[GOAL] In the data below, find every line that has the string "this", and copy it.

Collected data
************

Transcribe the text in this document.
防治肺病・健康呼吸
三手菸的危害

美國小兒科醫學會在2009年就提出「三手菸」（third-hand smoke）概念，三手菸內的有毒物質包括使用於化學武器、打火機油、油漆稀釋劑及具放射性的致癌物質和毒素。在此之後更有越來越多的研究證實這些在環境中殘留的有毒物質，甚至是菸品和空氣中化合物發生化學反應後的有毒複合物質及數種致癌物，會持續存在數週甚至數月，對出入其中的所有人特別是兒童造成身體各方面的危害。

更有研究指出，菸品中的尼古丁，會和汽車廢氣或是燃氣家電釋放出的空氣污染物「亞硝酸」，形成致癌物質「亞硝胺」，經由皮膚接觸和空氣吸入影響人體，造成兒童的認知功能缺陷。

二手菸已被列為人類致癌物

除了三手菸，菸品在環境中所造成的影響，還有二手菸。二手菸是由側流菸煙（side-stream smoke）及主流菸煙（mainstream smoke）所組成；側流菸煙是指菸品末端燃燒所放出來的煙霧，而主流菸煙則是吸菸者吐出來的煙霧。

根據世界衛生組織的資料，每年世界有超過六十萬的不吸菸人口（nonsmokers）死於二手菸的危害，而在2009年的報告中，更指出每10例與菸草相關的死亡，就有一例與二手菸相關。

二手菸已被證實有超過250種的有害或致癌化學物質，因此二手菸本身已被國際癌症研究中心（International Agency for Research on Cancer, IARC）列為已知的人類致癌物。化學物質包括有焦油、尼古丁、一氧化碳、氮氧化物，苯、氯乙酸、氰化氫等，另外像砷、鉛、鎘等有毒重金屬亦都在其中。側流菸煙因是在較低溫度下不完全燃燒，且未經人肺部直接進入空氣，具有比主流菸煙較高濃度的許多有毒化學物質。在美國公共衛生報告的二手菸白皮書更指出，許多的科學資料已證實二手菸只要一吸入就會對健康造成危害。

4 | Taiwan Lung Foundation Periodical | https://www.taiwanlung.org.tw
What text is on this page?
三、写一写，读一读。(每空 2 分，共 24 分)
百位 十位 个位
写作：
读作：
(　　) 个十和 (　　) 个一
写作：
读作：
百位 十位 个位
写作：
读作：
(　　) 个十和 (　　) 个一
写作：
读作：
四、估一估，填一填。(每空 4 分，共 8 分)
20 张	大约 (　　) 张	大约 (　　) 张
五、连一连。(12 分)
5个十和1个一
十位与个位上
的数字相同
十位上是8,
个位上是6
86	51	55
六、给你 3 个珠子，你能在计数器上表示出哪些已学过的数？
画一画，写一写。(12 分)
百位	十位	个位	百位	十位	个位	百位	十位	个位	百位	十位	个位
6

************

[ANSWER BELOW]
Transcribe the text in this document.
What text is on this page?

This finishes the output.